Work to be completed> Seek out every line containing the word "know", and copy each.

Extracted data entries:
★ ★ ★ ★ ★ ★ ★
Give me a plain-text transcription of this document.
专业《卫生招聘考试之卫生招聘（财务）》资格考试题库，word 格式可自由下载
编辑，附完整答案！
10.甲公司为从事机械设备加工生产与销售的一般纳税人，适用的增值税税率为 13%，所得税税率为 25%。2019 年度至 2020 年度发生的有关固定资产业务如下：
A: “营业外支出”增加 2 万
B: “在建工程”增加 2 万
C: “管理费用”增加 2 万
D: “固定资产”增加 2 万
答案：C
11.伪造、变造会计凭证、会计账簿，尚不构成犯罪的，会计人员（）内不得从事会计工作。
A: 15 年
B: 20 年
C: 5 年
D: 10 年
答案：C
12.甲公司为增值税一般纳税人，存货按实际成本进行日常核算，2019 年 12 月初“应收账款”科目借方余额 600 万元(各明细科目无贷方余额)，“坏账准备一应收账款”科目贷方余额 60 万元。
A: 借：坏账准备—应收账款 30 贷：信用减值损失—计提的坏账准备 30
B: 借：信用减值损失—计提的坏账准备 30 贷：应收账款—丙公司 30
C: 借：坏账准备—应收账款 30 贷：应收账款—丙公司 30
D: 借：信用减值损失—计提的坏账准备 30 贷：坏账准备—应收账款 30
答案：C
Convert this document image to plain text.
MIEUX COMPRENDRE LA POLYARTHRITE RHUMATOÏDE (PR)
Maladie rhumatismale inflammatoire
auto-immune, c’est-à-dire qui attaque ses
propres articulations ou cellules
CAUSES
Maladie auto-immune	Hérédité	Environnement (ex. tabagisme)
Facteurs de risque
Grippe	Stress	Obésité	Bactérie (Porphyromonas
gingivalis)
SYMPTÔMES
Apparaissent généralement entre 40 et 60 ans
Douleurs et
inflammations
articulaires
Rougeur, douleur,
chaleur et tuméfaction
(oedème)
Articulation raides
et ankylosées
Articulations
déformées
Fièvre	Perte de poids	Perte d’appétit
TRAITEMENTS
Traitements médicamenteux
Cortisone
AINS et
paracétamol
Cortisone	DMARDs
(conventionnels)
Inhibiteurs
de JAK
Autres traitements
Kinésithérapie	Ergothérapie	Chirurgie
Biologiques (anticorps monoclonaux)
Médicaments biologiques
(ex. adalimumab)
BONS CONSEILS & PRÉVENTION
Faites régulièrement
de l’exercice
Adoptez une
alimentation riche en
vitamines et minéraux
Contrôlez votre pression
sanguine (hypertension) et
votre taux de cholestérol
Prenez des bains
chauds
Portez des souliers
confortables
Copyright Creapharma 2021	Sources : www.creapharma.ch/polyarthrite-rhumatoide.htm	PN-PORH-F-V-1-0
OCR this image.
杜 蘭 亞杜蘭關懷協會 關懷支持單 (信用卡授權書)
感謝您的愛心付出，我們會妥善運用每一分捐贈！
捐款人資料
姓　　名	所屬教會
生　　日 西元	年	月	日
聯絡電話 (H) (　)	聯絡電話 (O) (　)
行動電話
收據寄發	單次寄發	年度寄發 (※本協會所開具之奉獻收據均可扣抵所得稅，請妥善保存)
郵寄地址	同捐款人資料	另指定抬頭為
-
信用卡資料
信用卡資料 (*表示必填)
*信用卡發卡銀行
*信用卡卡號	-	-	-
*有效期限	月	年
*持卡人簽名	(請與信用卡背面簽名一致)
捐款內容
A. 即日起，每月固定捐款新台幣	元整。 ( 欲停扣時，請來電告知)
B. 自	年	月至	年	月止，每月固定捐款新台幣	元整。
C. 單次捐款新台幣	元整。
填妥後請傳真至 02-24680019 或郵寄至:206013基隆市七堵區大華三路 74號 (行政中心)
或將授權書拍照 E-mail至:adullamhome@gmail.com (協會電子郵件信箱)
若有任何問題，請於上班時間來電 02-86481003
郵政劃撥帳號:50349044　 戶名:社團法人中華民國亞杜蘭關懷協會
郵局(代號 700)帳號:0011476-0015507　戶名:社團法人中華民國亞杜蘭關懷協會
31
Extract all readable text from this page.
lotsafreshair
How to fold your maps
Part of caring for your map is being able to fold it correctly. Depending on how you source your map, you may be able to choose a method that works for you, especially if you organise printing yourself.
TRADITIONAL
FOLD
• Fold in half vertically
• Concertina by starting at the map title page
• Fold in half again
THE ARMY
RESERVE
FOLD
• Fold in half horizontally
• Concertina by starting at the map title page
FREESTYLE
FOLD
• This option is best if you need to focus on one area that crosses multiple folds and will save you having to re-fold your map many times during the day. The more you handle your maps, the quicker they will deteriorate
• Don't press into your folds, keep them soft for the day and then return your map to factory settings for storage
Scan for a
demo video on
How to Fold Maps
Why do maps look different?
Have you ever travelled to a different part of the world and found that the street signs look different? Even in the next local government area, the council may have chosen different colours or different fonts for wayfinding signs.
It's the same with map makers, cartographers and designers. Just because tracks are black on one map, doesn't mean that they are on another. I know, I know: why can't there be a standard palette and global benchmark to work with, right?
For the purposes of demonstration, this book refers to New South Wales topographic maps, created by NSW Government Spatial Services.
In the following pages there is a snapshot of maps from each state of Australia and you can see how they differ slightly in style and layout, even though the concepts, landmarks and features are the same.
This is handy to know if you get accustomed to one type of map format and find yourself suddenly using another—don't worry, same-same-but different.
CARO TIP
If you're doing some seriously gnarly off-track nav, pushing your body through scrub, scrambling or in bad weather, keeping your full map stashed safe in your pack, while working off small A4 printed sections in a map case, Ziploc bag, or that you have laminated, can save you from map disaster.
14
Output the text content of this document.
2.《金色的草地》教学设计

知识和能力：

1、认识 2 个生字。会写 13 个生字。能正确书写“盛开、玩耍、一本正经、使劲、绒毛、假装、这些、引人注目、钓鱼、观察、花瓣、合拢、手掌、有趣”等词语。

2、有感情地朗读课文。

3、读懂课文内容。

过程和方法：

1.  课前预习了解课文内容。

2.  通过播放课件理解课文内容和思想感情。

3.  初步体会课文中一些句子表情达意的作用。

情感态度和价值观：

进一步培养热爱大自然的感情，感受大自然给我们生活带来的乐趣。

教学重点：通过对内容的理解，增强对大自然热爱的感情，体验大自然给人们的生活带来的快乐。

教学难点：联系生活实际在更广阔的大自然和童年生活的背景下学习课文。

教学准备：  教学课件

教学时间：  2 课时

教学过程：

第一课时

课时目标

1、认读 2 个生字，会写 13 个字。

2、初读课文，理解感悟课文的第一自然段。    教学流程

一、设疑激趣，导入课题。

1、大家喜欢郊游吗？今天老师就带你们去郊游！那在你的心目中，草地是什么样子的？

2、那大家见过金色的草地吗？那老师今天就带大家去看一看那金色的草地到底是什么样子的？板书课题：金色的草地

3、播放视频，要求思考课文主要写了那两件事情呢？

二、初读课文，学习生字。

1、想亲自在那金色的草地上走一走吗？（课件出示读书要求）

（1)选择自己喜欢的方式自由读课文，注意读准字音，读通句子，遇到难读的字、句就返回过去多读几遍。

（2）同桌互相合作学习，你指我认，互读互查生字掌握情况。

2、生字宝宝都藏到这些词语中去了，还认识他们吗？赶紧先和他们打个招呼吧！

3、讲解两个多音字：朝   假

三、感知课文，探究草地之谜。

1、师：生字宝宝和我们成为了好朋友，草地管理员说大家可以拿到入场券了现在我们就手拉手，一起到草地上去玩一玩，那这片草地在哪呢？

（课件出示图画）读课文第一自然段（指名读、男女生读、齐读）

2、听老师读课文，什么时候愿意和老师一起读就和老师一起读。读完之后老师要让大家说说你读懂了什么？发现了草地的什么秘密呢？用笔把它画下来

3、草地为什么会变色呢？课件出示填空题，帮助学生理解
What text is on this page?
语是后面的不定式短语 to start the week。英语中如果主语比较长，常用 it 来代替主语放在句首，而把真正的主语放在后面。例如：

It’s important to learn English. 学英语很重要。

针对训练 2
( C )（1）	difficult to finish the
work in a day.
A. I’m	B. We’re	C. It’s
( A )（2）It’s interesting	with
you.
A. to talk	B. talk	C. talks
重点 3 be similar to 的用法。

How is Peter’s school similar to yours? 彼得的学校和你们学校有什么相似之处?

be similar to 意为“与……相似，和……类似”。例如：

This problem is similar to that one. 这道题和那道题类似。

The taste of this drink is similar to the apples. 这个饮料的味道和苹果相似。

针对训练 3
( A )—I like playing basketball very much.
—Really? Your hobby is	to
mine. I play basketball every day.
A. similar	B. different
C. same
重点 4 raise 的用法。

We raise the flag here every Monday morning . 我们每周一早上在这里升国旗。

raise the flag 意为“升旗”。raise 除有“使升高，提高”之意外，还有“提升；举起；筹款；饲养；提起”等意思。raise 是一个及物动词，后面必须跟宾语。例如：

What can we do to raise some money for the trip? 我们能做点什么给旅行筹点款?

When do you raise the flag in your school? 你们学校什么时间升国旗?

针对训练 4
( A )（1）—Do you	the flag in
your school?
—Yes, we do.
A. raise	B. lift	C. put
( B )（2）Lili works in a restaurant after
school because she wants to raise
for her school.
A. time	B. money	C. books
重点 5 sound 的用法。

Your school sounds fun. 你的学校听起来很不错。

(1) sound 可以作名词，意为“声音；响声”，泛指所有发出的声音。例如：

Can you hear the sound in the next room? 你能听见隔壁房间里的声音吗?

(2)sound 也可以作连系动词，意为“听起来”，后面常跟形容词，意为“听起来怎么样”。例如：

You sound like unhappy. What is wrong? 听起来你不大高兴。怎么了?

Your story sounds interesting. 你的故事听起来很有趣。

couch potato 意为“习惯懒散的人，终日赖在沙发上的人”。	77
★ ★ ★ ★ ★ ★ ★
Solution for this problem>
It's the same with map makers, cartographers and designers. Just because tracks are black on one map, doesn't mean that they are on another. I know, I know: why can't there be a standard palette and global benchmark to work with, right?
This is handy to know if you get accustomed to one type of map format and find yourself suddenly using another—don't worry, same-same-but different.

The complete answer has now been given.